* Begin Supplied entries *
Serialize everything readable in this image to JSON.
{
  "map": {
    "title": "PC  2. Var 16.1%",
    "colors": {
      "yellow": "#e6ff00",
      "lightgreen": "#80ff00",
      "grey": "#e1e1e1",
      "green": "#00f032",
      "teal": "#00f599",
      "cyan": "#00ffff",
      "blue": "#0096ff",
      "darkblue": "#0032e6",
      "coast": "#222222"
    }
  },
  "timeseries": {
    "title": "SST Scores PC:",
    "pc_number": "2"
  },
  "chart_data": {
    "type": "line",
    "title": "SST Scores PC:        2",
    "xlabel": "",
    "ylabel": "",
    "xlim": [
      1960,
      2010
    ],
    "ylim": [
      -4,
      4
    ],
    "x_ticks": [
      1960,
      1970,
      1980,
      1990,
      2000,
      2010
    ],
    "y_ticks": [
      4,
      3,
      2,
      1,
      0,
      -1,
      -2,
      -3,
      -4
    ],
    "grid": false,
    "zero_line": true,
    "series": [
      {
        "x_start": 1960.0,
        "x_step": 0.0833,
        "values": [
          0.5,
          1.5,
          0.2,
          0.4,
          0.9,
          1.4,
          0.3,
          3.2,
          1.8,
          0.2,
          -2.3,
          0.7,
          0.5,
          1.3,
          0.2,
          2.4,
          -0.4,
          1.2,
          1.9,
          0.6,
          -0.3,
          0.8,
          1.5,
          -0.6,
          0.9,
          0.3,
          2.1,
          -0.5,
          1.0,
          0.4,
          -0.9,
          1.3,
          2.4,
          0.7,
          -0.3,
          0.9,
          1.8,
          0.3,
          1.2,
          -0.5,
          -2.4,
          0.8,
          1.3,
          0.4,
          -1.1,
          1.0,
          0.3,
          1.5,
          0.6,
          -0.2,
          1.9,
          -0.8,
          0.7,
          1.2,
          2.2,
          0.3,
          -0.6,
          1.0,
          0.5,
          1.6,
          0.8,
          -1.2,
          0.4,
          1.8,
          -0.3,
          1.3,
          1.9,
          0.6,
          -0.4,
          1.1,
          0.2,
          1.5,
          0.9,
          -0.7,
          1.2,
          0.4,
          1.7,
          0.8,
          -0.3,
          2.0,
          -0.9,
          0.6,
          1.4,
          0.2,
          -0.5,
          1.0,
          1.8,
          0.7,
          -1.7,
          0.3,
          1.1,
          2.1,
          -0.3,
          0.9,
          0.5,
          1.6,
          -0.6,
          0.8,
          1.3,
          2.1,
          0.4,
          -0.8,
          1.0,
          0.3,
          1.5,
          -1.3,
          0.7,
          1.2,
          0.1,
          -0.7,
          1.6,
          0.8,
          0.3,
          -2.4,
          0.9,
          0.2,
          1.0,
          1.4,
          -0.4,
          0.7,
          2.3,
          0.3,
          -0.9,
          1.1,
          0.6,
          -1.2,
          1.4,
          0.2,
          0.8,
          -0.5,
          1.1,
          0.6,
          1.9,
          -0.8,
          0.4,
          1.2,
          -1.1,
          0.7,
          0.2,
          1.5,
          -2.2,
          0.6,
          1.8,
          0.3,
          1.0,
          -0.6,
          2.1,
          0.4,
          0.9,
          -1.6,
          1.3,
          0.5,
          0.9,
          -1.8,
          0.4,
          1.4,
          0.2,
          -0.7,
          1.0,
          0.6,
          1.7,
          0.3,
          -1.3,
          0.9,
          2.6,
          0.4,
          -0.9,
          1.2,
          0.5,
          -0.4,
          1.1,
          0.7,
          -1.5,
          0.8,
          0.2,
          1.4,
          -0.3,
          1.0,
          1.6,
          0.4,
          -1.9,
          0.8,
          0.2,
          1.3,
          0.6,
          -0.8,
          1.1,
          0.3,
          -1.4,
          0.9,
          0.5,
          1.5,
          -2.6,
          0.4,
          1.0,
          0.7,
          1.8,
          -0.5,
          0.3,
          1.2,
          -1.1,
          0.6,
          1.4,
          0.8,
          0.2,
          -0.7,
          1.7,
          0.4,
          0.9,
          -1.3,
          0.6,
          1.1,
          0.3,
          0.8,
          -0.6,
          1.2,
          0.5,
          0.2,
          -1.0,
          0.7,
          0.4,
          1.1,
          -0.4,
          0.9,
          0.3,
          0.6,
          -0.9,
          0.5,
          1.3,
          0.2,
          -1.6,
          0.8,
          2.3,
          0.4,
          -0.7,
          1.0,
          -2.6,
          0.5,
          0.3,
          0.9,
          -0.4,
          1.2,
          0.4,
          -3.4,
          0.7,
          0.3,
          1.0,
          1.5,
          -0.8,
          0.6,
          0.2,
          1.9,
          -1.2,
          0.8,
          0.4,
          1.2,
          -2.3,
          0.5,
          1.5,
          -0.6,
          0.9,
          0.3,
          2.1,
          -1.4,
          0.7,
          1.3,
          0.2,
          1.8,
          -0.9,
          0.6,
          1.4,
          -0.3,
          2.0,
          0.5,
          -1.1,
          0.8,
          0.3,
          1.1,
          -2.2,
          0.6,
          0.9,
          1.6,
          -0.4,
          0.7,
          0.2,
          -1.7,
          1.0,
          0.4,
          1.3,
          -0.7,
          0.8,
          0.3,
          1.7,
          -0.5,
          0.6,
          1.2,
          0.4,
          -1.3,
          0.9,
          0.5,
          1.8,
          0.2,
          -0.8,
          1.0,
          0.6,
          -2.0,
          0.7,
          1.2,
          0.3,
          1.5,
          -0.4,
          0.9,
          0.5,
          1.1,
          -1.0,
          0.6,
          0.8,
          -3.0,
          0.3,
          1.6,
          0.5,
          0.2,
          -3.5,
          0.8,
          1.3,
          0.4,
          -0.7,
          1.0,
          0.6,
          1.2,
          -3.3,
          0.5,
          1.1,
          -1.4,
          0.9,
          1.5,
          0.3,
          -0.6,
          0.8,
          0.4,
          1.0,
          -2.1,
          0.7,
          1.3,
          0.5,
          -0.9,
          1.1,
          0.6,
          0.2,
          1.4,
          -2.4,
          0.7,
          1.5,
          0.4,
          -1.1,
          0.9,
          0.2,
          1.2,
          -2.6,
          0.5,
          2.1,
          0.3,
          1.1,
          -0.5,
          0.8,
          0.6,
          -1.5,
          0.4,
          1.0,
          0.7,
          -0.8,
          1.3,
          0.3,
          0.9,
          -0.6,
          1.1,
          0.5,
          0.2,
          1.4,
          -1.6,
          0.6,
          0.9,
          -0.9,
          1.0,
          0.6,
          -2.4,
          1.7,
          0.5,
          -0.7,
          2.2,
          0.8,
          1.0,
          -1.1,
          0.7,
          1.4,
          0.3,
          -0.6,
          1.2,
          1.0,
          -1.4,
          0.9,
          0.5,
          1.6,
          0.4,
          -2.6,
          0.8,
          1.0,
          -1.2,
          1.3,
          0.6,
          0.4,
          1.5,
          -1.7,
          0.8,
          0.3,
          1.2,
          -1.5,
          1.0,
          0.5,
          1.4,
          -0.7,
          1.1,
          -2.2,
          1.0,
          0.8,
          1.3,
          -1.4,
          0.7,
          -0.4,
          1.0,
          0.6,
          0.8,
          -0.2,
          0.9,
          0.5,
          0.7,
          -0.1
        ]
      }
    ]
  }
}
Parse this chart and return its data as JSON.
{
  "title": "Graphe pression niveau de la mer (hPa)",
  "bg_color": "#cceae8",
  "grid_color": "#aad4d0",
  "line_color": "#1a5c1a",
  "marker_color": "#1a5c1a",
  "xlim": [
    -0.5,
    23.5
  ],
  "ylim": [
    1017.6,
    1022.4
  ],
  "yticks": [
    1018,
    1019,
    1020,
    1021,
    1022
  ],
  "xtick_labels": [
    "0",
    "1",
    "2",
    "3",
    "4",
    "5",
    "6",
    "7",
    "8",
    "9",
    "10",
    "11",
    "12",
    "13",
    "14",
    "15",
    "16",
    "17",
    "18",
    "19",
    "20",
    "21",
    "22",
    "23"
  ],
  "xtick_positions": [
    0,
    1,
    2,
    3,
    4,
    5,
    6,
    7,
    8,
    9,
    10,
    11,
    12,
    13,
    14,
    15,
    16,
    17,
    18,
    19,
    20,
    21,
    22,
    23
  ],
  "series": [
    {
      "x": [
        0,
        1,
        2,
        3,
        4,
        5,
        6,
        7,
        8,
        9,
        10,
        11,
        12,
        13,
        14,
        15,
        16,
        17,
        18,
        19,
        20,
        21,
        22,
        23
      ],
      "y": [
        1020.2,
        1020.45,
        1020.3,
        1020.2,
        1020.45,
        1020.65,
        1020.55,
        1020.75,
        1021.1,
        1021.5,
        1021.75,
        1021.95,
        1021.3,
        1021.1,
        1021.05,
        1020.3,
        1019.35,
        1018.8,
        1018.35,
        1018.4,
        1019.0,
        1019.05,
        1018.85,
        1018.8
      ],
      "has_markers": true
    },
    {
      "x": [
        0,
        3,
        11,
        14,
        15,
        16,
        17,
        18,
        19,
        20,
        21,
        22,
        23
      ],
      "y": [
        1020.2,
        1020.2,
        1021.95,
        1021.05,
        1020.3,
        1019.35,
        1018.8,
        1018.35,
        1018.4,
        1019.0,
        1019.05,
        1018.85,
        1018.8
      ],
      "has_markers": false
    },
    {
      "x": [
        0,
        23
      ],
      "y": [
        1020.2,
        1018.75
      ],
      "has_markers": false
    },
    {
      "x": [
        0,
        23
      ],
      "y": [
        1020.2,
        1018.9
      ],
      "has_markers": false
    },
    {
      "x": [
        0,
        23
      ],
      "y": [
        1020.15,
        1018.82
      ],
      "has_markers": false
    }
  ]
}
* End Supplied entries *
* Begin Supplied entries *
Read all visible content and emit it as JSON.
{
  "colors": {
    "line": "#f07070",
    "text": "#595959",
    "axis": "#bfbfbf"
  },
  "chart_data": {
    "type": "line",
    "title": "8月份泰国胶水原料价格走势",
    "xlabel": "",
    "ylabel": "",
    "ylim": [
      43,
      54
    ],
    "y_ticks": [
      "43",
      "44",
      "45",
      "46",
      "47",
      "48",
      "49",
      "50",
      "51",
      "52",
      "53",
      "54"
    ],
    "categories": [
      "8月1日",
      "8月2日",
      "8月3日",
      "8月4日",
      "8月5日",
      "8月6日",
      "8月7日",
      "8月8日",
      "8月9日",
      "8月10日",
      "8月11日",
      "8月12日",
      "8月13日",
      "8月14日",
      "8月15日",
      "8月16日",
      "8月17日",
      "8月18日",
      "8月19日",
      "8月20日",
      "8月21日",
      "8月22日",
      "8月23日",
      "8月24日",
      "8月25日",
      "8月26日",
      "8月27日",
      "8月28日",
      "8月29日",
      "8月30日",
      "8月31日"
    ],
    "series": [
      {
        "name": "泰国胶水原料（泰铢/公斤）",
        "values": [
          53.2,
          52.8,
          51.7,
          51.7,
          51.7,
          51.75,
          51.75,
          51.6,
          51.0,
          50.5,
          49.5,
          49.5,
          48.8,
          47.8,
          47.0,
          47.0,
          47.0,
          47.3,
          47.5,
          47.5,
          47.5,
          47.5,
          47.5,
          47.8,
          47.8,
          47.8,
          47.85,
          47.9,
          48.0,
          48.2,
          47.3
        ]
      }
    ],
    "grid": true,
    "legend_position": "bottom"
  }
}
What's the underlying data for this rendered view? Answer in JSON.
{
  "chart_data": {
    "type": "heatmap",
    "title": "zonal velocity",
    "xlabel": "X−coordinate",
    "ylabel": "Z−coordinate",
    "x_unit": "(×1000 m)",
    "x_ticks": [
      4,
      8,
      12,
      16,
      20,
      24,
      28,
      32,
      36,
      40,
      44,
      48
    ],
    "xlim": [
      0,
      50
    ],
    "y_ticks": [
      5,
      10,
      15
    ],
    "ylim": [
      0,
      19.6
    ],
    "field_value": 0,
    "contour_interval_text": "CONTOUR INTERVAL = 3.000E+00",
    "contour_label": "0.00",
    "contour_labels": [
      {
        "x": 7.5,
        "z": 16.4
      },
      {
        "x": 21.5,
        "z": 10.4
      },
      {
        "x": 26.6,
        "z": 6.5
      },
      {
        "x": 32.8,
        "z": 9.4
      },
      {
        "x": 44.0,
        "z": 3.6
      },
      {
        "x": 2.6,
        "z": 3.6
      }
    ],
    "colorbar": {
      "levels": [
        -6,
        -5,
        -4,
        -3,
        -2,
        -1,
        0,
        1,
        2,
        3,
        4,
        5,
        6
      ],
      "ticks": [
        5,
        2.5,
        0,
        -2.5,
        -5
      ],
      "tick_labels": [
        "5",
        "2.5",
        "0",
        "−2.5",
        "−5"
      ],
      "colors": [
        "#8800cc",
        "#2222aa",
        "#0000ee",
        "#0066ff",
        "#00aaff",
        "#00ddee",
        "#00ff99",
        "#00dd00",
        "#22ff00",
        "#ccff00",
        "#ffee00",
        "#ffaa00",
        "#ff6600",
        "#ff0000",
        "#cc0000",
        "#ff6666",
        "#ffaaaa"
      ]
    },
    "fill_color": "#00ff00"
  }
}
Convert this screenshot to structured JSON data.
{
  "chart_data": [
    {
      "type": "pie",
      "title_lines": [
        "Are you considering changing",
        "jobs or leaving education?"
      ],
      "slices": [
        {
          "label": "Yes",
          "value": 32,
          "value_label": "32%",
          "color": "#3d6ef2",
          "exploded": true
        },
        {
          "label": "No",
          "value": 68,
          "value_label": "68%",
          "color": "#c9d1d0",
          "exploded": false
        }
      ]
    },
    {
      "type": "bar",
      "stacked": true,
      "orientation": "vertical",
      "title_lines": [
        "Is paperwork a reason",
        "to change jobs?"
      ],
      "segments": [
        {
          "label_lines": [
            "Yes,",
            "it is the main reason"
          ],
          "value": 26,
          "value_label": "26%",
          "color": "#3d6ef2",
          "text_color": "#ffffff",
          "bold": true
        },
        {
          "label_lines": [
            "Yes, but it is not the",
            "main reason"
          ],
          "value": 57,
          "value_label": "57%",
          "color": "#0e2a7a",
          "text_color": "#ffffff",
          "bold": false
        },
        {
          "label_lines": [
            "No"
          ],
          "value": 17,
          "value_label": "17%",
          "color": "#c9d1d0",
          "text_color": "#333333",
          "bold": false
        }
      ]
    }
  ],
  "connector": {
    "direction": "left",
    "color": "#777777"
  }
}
* End Supplied entries *
Select every line of the records holding the string "coordinate".

    "xlabel": "X−coordinate",
    "ylabel": "Z−coordinate",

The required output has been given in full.